* [Stated goal]: Go through the listing and copy every line word for word.

* [Information provided]:
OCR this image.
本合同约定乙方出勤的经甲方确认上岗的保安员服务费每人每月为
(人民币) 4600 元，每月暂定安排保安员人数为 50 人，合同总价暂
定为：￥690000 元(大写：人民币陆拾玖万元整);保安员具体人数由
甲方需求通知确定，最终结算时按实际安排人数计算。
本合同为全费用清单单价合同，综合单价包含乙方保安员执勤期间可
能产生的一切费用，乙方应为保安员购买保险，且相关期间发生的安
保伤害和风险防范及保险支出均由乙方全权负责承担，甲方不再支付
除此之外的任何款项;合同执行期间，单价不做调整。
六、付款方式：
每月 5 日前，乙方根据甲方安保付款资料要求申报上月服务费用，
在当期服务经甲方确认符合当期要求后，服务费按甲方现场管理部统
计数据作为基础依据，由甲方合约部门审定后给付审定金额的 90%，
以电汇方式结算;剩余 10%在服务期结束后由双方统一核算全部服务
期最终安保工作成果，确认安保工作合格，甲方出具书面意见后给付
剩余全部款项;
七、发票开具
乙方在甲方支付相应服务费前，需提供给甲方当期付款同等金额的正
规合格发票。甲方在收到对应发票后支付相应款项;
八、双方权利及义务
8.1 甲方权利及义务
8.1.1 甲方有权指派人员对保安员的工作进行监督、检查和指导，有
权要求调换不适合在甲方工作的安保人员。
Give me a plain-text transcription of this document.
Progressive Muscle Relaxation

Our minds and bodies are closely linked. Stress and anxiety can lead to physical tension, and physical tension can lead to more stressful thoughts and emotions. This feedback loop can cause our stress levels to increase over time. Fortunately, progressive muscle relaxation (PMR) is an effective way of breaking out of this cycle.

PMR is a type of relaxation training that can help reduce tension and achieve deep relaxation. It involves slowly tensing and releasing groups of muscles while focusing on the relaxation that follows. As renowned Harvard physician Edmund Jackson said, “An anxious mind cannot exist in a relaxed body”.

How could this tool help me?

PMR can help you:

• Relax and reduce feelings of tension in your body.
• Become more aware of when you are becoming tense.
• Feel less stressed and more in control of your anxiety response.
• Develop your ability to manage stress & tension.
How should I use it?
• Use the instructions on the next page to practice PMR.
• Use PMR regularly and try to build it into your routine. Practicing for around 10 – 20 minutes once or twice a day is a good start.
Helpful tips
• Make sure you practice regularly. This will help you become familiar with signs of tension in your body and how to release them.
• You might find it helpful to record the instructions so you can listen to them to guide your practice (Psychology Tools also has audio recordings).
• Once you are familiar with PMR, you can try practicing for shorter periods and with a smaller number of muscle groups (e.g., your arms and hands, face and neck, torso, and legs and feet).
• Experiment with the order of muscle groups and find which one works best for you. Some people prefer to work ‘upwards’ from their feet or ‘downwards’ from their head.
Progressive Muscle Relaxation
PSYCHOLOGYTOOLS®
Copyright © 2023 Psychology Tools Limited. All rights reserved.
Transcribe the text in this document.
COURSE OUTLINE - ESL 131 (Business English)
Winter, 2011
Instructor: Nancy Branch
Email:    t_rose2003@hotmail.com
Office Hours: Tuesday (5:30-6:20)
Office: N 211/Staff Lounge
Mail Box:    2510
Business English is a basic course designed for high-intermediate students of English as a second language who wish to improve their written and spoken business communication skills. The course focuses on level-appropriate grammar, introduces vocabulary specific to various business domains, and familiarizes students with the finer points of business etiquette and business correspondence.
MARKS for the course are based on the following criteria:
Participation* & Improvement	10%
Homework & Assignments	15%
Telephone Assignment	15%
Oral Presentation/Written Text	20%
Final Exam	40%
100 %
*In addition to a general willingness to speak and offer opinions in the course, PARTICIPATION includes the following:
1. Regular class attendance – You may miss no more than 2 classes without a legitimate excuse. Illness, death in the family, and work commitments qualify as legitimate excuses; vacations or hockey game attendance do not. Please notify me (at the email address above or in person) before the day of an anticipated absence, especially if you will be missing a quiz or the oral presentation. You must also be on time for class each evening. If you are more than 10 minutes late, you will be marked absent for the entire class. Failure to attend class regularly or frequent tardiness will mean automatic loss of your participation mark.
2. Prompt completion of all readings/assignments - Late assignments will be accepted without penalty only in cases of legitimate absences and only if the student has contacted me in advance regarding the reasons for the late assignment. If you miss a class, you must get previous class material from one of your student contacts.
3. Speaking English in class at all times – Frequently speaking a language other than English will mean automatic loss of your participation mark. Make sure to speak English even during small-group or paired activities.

* [Written response]:
OCR this image.
本合同约定乙方出勤的经甲方确认上岗的保安员服务费每人每月为
(人民币) 4600 元，每月暂定安排保安员人数为 50 人，合同总价暂
定为：￥690000 元(大写：人民币陆拾玖万元整);保安员具体人数由
甲方需求通知确定，最终结算时按实际安排人数计算。
本合同为全费用清单单价合同，综合单价包含乙方保安员执勤期间可
能产生的一切费用，乙方应为保安员购买保险，且相关期间发生的安
保伤害和风险防范及保险支出均由乙方全权负责承担，甲方不再支付
除此之外的任何款项;合同执行期间，单价不做调整。
六、付款方式：
每月 5 日前，乙方根据甲方安保付款资料要求申报上月服务费用，
在当期服务经甲方确认符合当期要求后，服务费按甲方现场管理部统
计数据作为基础依据，由甲方合约部门审定后给付审定金额的 90%，
以电汇方式结算;剩余 10%在服务期结束后由双方统一核算全部服务
期最终安保工作成果，确认安保工作合格，甲方出具书面意见后给付
剩余全部款项;
七、发票开具
乙方在甲方支付相应服务费前，需提供给甲方当期付款同等金额的正
规合格发票。甲方在收到对应发票后支付相应款项;
八、双方权利及义务
8.1 甲方权利及义务
8.1.1 甲方有权指派人员对保安员的工作进行监督、检查和指导，有
权要求调换不适合在甲方工作的安保人员。
Give me a plain-text transcription of this document.
Progressive Muscle Relaxation

Our minds and bodies are closely linked. Stress and anxiety can lead to physical tension, and physical tension can lead to more stressful thoughts and emotions. This feedback loop can cause our stress levels to increase over time. Fortunately, progressive muscle relaxation (PMR) is an effective way of breaking out of this cycle.

PMR is a type of relaxation training that can help reduce tension and achieve deep relaxation. It involves slowly tensing and releasing groups of muscles while focusing on the relaxation that follows. As renowned Harvard physician Edmund Jackson said, “An anxious mind cannot exist in a relaxed body”.

How could this tool help me?

PMR can help you:

• Relax and reduce feelings of tension in your body.
• Become more aware of when you are becoming tense.
• Feel less stressed and more in control of your anxiety response.
• Develop your ability to manage stress & tension.
How should I use it?
• Use the instructions on the next page to practice PMR.
• Use PMR regularly and try to build it into your routine. Practicing for around 10 – 20 minutes once or twice a day is a good start.
Helpful tips
• Make sure you practice regularly. This will help you become familiar with signs of tension in your body and how to release them.
• You might find it helpful to record the instructions so you can listen to them to guide your practice (Psychology Tools also has audio recordings).
• Once you are familiar with PMR, you can try practicing for shorter periods and with a smaller number of muscle groups (e.g., your arms and hands, face and neck, torso, and legs and feet).
• Experiment with the order of muscle groups and find which one works best for you. Some people prefer to work ‘upwards’ from their feet or ‘downwards’ from their head.
Progressive Muscle Relaxation
PSYCHOLOGYTOOLS®
Copyright © 2023 Psychology Tools Limited. All rights reserved.
Transcribe the text in this document.
COURSE OUTLINE - ESL 131 (Business English)
Winter, 2011
Instructor: Nancy Branch
Email:    t_rose2003@hotmail.com
Office Hours: Tuesday (5:30-6:20)
Office: N 211/Staff Lounge
Mail Box:    2510
Business English is a basic course designed for high-intermediate students of English as a second language who wish to improve their written and spoken business communication skills. The course focuses on level-appropriate grammar, introduces vocabulary specific to various business domains, and familiarizes students with the finer points of business etiquette and business correspondence.
MARKS for the course are based on the following criteria:
Participation* & Improvement	10%
Homework & Assignments	15%
Telephone Assignment	15%
Oral Presentation/Written Text	20%
Final Exam	40%
100 %
*In addition to a general willingness to speak and offer opinions in the course, PARTICIPATION includes the following:
1. Regular class attendance – You may miss no more than 2 classes without a legitimate excuse. Illness, death in the family, and work commitments qualify as legitimate excuses; vacations or hockey game attendance do not. Please notify me (at the email address above or in person) before the day of an anticipated absence, especially if you will be missing a quiz or the oral presentation. You must also be on time for class each evening. If you are more than 10 minutes late, you will be marked absent for the entire class. Failure to attend class regularly or frequent tardiness will mean automatic loss of your participation mark.
2. Prompt completion of all readings/assignments - Late assignments will be accepted without penalty only in cases of legitimate absences and only if the student has contacted me in advance regarding the reasons for the late assignment. If you miss a class, you must get previous class material from one of your student contacts.
3. Speaking English in class at all times – Frequently speaking a language other than English will mean automatic loss of your participation mark. Make sure to speak English even during small-group or paired activities.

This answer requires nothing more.